##### PASSAGE TO READ #####

Neurological disorders such as Alzheimer’s disease, Parkinson’s disease, cerebral small vessel disease (CSVD) and shift-work related disorders represent a significant and growing global health challenge. These conditions arise from complex interactions between genetic susceptibility, molecular biomarkers, and structural/functional brain alterations. Emerging research demonstrates that specific genetic variants and biofluid profiles influence key neuroimaging phenotypes including cortical thickness, white matter integrity, and functional connectivity patterns. However, the precise biological mechanisms underlying these relationships remain poorly understood, limiting our ability to develop targeted interventions.
This study will address three key objectives: First, we will identify genetic variants and biofluid biomarkers (blood metabolites, cerebrospinal fluid proteins, gut microbiome profiles from stool samples) associated with distinct neuroimaging signatures using the rich multimodal data from UK Biobank. Second, we will integrate multi-omics data (genomics, proteomics, metabolomics) with neuroimaging to elucidate mechanistic pathways, with particular focus on synaptic plasticity, neuroinflammation, and neural network dysfunction. Third, we will develop machine learning models incorporating molecular and imaging biomarkers to enable early risk stratification and personalized prediction of disease progression.

#####

_WHAT IS BEING ASKED_:
Summarize the study plan on neurological disorders in two sentences. The records that come next have nothing to do with the text.

##### EXTRACTED INFORMATION #####

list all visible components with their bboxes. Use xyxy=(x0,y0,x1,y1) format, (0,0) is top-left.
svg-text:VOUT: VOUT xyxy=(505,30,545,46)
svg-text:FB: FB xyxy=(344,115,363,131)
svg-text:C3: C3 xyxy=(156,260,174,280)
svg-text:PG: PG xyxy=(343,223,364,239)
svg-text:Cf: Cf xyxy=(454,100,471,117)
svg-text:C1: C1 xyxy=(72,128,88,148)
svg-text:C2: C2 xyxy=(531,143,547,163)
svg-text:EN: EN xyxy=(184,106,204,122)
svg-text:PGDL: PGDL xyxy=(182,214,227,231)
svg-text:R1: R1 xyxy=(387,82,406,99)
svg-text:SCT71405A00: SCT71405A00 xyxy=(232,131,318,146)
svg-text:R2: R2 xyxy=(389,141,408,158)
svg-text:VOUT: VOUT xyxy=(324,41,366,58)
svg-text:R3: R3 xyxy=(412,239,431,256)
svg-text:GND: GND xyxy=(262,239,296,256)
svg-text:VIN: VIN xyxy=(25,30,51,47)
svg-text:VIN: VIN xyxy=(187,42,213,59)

#####

_REPLY_:
Neurological disorders such as Alzheimer's disease, Parkinson's disease, cerebral small vessel disease and shift-work related disorders are a growing global health challenge, and how genetic variants and biofluid profiles shape brain imaging features is still poorly understood. Using UK Biobank data, the study will find genetic variants and biofluid biomarkers linked to neuroimaging signatures, combine multi-omics data with imaging to clarify the underlying pathways, and build machine learning models for early risk stratification and personalized prediction of disease progression.